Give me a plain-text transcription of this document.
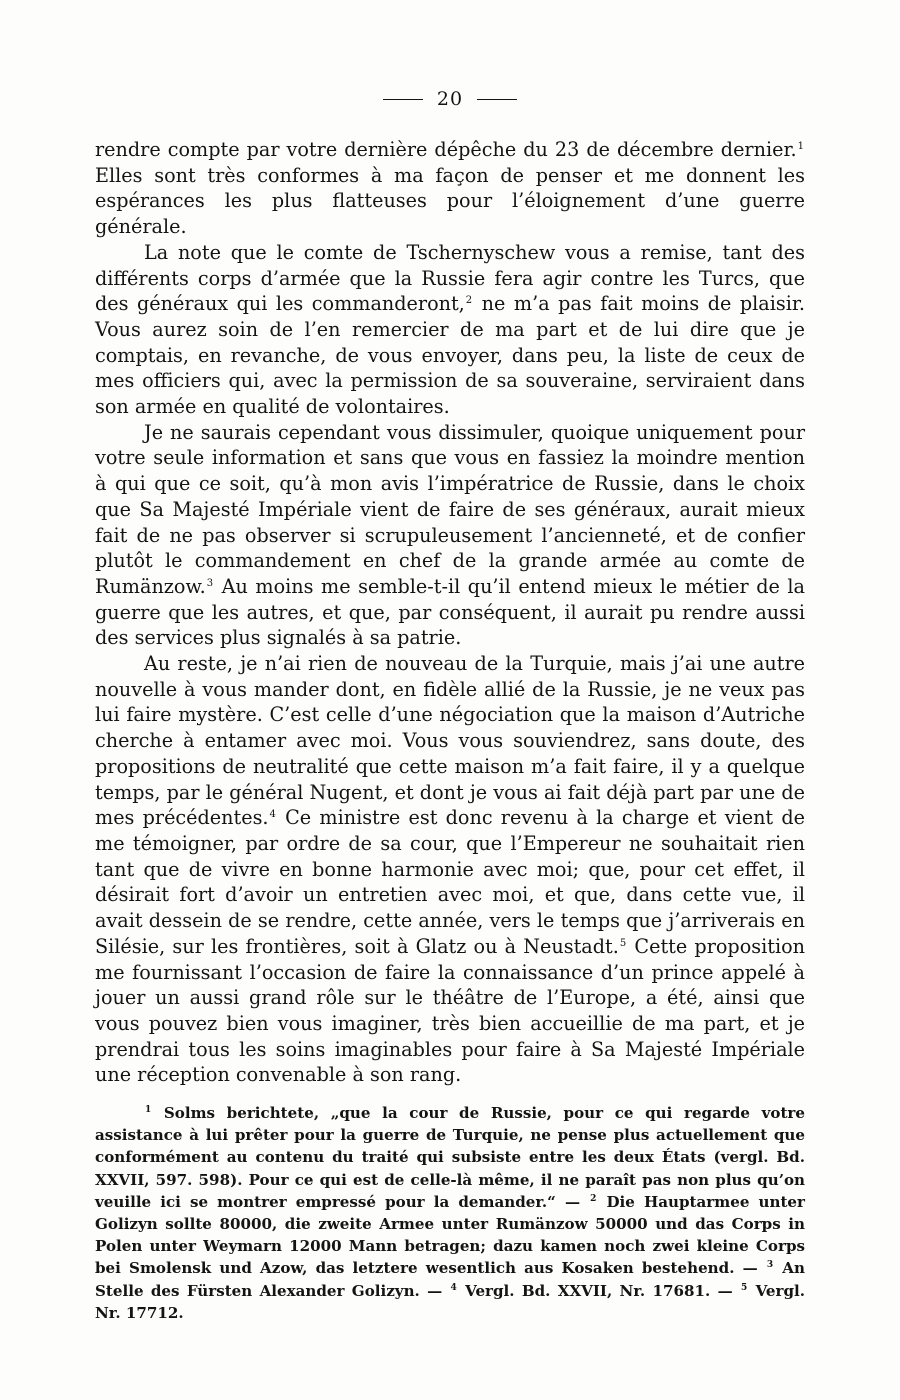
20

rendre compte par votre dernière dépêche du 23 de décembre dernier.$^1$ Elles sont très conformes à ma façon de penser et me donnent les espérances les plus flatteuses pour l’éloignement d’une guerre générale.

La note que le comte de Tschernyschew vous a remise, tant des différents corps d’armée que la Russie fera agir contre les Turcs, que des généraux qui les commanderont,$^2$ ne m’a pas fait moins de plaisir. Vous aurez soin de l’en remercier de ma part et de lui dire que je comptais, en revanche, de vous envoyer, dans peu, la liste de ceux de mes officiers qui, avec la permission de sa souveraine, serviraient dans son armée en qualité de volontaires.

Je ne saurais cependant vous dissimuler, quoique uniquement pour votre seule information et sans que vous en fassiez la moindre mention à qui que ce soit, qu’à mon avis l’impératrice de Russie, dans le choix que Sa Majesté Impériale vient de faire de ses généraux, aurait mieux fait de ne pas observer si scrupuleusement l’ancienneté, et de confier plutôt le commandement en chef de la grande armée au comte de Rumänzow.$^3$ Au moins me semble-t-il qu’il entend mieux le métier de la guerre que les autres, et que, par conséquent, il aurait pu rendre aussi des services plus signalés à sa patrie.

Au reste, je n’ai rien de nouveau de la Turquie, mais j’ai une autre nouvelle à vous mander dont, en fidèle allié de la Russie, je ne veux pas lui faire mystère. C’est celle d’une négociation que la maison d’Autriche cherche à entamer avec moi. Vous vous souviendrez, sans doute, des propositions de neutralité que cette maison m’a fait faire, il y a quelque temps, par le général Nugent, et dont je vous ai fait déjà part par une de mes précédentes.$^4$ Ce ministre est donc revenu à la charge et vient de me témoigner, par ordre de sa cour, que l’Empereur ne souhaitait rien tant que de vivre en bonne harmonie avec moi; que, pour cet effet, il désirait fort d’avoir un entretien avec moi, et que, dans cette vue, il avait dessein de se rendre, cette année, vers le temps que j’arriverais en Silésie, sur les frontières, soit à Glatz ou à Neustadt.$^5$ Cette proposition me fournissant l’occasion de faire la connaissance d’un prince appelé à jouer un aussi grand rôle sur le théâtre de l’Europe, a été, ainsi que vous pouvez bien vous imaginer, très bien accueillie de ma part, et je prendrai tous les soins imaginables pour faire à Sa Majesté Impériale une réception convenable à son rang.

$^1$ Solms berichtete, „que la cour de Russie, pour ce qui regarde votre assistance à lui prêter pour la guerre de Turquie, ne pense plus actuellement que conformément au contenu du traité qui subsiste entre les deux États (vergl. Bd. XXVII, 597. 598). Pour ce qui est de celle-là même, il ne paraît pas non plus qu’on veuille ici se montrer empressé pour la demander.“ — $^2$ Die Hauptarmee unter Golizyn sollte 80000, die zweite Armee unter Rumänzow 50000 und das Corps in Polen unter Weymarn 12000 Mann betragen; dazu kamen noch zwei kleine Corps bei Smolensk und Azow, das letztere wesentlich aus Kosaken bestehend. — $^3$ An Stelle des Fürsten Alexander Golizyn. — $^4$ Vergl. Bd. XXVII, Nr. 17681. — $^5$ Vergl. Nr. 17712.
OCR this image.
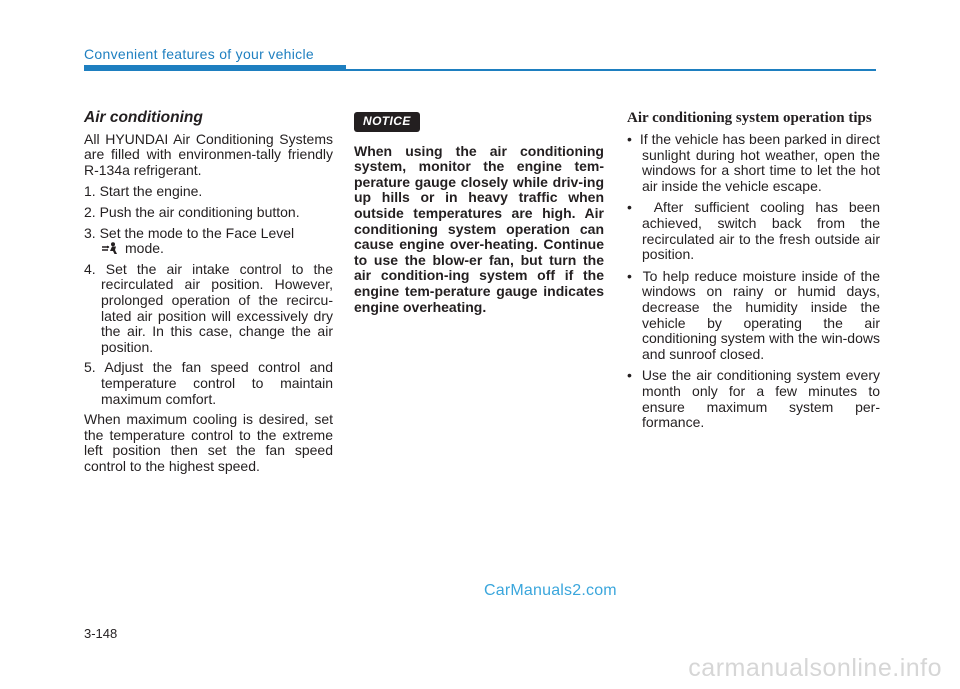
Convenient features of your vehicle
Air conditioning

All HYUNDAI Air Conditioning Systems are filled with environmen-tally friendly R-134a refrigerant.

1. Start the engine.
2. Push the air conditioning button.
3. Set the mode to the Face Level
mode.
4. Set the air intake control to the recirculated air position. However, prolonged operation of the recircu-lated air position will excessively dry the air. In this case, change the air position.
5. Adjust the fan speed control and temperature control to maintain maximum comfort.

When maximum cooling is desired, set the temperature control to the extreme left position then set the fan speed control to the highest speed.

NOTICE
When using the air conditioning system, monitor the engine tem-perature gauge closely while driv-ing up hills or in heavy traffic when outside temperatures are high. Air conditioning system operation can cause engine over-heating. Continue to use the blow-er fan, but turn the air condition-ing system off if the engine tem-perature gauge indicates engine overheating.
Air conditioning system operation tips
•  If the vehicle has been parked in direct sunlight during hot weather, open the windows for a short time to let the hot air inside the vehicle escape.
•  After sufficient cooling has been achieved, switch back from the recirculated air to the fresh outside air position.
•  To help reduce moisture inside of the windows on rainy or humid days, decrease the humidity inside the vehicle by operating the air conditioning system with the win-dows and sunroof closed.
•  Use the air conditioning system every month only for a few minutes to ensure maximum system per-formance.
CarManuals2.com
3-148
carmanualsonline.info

# [EXERCISE AIM]
Reproduce the material word for word, minus the images.

# [CORRECT RESPONSE]
Give me a plain-text transcription of this document.
20

rendre compte par votre dernière dépêche du 23 de décembre dernier.$^1$ Elles sont très conformes à ma façon de penser et me donnent les espérances les plus flatteuses pour l’éloignement d’une guerre générale.

La note que le comte de Tschernyschew vous a remise, tant des différents corps d’armée que la Russie fera agir contre les Turcs, que des généraux qui les commanderont,$^2$ ne m’a pas fait moins de plaisir. Vous aurez soin de l’en remercier de ma part et de lui dire que je comptais, en revanche, de vous envoyer, dans peu, la liste de ceux de mes officiers qui, avec la permission de sa souveraine, serviraient dans son armée en qualité de volontaires.

Je ne saurais cependant vous dissimuler, quoique uniquement pour votre seule information et sans que vous en fassiez la moindre mention à qui que ce soit, qu’à mon avis l’impératrice de Russie, dans le choix que Sa Majesté Impériale vient de faire de ses généraux, aurait mieux fait de ne pas observer si scrupuleusement l’ancienneté, et de confier plutôt le commandement en chef de la grande armée au comte de Rumänzow.$^3$ Au moins me semble-t-il qu’il entend mieux le métier de la guerre que les autres, et que, par conséquent, il aurait pu rendre aussi des services plus signalés à sa patrie.

Au reste, je n’ai rien de nouveau de la Turquie, mais j’ai une autre nouvelle à vous mander dont, en fidèle allié de la Russie, je ne veux pas lui faire mystère. C’est celle d’une négociation que la maison d’Autriche cherche à entamer avec moi. Vous vous souviendrez, sans doute, des propositions de neutralité que cette maison m’a fait faire, il y a quelque temps, par le général Nugent, et dont je vous ai fait déjà part par une de mes précédentes.$^4$ Ce ministre est donc revenu à la charge et vient de me témoigner, par ordre de sa cour, que l’Empereur ne souhaitait rien tant que de vivre en bonne harmonie avec moi; que, pour cet effet, il désirait fort d’avoir un entretien avec moi, et que, dans cette vue, il avait dessein de se rendre, cette année, vers le temps que j’arriverais en Silésie, sur les frontières, soit à Glatz ou à Neustadt.$^5$ Cette proposition me fournissant l’occasion de faire la connaissance d’un prince appelé à jouer un aussi grand rôle sur le théâtre de l’Europe, a été, ainsi que vous pouvez bien vous imaginer, très bien accueillie de ma part, et je prendrai tous les soins imaginables pour faire à Sa Majesté Impériale une réception convenable à son rang.

$^1$ Solms berichtete, „que la cour de Russie, pour ce qui regarde votre assistance à lui prêter pour la guerre de Turquie, ne pense plus actuellement que conformément au contenu du traité qui subsiste entre les deux États (vergl. Bd. XXVII, 597. 598). Pour ce qui est de celle-là même, il ne paraît pas non plus qu’on veuille ici se montrer empressé pour la demander.“ — $^2$ Die Hauptarmee unter Golizyn sollte 80000, die zweite Armee unter Rumänzow 50000 und das Corps in Polen unter Weymarn 12000 Mann betragen; dazu kamen noch zwei kleine Corps bei Smolensk und Azow, das letztere wesentlich aus Kosaken bestehend. — $^3$ An Stelle des Fürsten Alexander Golizyn. — $^4$ Vergl. Bd. XXVII, Nr. 17681. — $^5$ Vergl. Nr. 17712.
OCR this image.
Convenient features of your vehicle
Air conditioning

All HYUNDAI Air Conditioning Systems are filled with environmen-tally friendly R-134a refrigerant.

1. Start the engine.
2. Push the air conditioning button.
3. Set the mode to the Face Level
mode.
4. Set the air intake control to the recirculated air position. However, prolonged operation of the recircu-lated air position will excessively dry the air. In this case, change the air position.
5. Adjust the fan speed control and temperature control to maintain maximum comfort.

When maximum cooling is desired, set the temperature control to the extreme left position then set the fan speed control to the highest speed.

NOTICE
When using the air conditioning system, monitor the engine tem-perature gauge closely while driv-ing up hills or in heavy traffic when outside temperatures are high. Air conditioning system operation can cause engine over-heating. Continue to use the blow-er fan, but turn the air condition-ing system off if the engine tem-perature gauge indicates engine overheating.
Air conditioning system operation tips
•  If the vehicle has been parked in direct sunlight during hot weather, open the windows for a short time to let the hot air inside the vehicle escape.
•  After sufficient cooling has been achieved, switch back from the recirculated air to the fresh outside air position.
•  To help reduce moisture inside of the windows on rainy or humid days, decrease the humidity inside the vehicle by operating the air conditioning system with the win-dows and sunroof closed.
•  Use the air conditioning system every month only for a few minutes to ensure maximum system per-formance.
CarManuals2.com
3-148
carmanualsonline.info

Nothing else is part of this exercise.